Given problem |
In the listing below, find every line containing "marker" and copy it out.

Extracted information |

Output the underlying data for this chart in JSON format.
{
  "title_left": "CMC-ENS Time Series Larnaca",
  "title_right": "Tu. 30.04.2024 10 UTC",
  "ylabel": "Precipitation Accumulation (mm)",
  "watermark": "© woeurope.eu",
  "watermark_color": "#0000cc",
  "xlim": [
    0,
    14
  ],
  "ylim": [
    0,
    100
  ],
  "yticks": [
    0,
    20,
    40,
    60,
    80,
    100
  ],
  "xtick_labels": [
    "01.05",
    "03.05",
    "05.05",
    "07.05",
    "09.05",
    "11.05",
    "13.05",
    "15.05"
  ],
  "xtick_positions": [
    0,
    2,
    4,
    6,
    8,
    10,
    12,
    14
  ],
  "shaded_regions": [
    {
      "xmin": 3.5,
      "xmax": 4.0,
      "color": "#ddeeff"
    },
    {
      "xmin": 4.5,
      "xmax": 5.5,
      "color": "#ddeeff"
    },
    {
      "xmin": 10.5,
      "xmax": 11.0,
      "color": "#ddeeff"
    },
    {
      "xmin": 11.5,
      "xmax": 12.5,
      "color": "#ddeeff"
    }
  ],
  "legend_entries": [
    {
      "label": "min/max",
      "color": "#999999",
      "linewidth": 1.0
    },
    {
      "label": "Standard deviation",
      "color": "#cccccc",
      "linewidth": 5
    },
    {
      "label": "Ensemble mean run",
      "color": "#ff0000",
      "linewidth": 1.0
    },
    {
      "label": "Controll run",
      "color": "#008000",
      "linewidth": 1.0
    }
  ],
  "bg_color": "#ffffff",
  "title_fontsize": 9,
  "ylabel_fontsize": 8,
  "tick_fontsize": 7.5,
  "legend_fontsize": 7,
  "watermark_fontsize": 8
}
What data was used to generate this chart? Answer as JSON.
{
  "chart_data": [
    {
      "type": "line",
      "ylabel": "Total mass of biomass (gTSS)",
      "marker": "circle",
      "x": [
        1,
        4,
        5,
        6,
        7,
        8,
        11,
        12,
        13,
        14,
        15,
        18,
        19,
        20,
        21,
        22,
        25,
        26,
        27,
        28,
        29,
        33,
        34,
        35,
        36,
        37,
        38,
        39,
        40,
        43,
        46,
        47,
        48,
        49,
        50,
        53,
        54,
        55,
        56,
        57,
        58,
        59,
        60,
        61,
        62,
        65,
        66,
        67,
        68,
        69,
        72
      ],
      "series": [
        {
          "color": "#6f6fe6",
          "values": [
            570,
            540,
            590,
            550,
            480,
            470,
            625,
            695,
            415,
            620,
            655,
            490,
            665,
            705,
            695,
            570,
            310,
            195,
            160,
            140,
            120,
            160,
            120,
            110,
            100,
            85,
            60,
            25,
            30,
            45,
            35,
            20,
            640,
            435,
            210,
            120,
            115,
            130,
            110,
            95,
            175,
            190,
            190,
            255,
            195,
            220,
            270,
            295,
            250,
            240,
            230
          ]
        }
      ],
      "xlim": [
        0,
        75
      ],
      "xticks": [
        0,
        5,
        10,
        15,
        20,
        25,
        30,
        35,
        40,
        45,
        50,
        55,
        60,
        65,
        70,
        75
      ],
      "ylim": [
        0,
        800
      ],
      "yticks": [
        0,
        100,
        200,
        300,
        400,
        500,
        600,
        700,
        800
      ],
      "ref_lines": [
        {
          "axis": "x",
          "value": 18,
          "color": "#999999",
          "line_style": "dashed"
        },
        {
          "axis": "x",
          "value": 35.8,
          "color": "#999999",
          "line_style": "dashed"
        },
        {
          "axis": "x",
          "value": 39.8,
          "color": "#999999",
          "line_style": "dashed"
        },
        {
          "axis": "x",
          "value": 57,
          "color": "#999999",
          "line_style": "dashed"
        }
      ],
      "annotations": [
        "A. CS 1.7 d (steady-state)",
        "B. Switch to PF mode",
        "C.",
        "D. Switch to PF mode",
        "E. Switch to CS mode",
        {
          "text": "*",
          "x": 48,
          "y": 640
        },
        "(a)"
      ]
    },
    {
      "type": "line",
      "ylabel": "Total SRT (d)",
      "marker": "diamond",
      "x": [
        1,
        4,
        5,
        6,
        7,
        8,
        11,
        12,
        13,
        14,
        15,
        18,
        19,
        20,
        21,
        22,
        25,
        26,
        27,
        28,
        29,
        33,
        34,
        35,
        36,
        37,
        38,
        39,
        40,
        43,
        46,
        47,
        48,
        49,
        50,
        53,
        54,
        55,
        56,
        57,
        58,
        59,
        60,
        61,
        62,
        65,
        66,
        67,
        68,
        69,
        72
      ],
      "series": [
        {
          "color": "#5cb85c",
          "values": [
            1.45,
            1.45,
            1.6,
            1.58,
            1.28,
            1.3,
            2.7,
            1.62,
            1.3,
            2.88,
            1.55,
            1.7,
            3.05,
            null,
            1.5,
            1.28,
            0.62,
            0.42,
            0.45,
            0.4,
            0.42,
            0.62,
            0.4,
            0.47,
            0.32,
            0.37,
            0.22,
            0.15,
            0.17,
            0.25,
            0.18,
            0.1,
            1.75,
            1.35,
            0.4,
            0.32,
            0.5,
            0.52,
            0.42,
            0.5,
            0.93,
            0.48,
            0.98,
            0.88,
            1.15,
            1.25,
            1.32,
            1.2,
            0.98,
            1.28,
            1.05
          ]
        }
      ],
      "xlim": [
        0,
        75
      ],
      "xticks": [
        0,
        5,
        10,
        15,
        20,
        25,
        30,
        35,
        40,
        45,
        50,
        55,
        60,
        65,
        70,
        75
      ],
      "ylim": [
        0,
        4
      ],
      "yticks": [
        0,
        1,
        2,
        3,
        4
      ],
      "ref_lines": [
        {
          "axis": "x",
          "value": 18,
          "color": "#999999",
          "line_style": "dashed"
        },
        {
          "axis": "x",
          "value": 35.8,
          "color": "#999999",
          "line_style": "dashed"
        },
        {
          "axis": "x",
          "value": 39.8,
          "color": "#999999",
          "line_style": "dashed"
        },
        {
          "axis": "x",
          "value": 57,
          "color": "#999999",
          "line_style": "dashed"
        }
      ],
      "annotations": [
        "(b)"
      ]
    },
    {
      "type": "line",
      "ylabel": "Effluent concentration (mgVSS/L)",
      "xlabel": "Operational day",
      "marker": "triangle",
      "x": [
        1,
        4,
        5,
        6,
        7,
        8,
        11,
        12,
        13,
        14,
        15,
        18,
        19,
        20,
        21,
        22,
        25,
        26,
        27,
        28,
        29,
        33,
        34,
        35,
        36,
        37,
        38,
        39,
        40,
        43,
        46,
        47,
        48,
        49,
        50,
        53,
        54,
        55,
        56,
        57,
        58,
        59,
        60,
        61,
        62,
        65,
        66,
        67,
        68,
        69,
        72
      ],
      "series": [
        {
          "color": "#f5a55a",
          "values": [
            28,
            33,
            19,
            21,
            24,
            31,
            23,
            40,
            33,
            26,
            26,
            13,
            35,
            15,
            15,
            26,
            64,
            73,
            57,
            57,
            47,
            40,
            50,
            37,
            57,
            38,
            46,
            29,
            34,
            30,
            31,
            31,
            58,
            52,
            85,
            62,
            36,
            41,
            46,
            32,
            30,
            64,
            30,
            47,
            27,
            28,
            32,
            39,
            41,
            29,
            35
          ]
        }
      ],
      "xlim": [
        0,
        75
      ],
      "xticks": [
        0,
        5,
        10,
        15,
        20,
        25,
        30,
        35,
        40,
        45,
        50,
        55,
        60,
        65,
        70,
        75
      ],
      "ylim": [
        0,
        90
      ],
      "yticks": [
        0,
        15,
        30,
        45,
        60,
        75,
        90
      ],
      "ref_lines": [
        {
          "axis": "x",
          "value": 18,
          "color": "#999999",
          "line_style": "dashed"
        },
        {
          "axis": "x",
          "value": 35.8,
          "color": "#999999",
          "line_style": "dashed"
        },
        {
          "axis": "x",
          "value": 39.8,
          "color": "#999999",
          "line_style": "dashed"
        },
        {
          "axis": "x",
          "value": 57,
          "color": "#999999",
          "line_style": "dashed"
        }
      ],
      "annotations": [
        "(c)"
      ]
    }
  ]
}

Solution |
      "marker": "circle",
      "marker": "diamond",
      "marker": "triangle",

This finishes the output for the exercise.